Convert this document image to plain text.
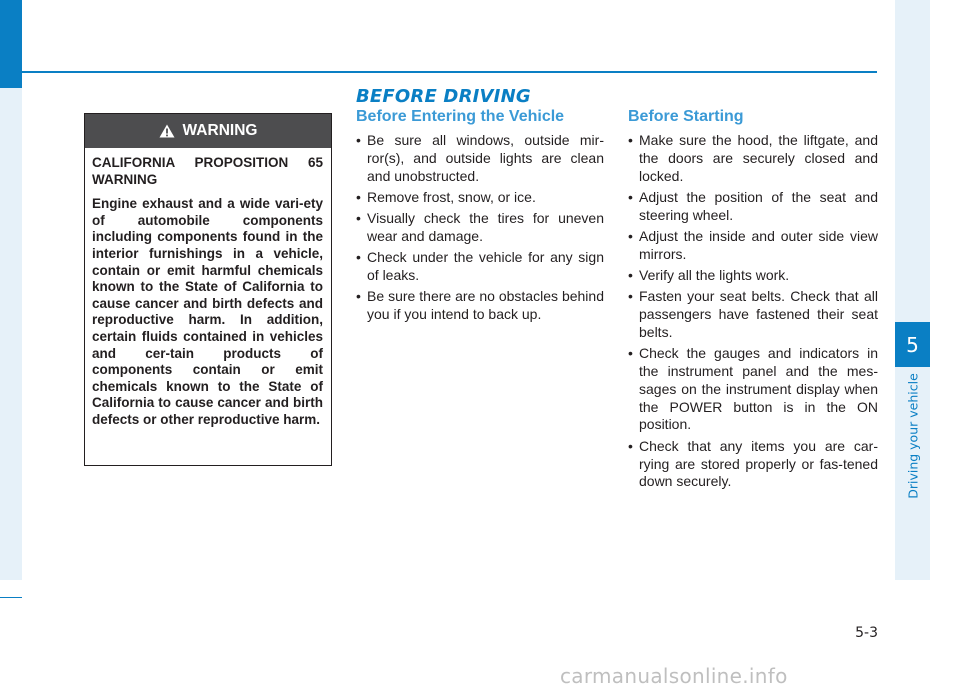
5
Driving your vehicle
BEFORE DRIVING
WARNING

CALIFORNIA PROPOSITION 65 WARNING

Engine exhaust and a wide vari-ety of automobile components including components found in the interior furnishings in a vehicle, contain or emit harmful chemicals known to the State of California to cause cancer and birth defects and reproductive harm. In addition, certain fluids contained in vehicles and cer-tain products of components contain or emit chemicals known to the State of California to cause cancer and birth defects or other reproductive harm.

Before Entering the Vehicle
• Be sure all windows, outside mir-ror(s), and outside lights are clean and unobstructed.
• Remove frost, snow, or ice.
• Visually check the tires for uneven wear and damage.
• Check under the vehicle for any sign of leaks.
• Be sure there are no obstacles behind you if you intend to back up.
Before Starting
• Make sure the hood, the liftgate, and the doors are securely closed and locked.
• Adjust the position of the seat and steering wheel.
• Adjust the inside and outer side view mirrors.
• Verify all the lights work.
• Fasten your seat belts. Check that all passengers have fastened their seat belts.
• Check the gauges and indicators in the instrument panel and the mes-sages on the instrument display when the POWER button is in the ON position.
• Check that any items you are car-rying are stored properly or fas-tened down securely.
5-3
carmanualsonline.info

Directive:
Repeat everything in the records precisely. Images are excluded from the copy.

Solution to this exercise:
Convert this document image to plain text.
5
Driving your vehicle
BEFORE DRIVING
WARNING

CALIFORNIA PROPOSITION 65 WARNING

Engine exhaust and a wide vari-ety of automobile components including components found in the interior furnishings in a vehicle, contain or emit harmful chemicals known to the State of California to cause cancer and birth defects and reproductive harm. In addition, certain fluids contained in vehicles and cer-tain products of components contain or emit chemicals known to the State of California to cause cancer and birth defects or other reproductive harm.

Before Entering the Vehicle
• Be sure all windows, outside mir-ror(s), and outside lights are clean and unobstructed.
• Remove frost, snow, or ice.
• Visually check the tires for uneven wear and damage.
• Check under the vehicle for any sign of leaks.
• Be sure there are no obstacles behind you if you intend to back up.
Before Starting
• Make sure the hood, the liftgate, and the doors are securely closed and locked.
• Adjust the position of the seat and steering wheel.
• Adjust the inside and outer side view mirrors.
• Verify all the lights work.
• Fasten your seat belts. Check that all passengers have fastened their seat belts.
• Check the gauges and indicators in the instrument panel and the mes-sages on the instrument display when the POWER button is in the ON position.
• Check that any items you are car-rying are stored properly or fas-tened down securely.
5-3
carmanualsonline.info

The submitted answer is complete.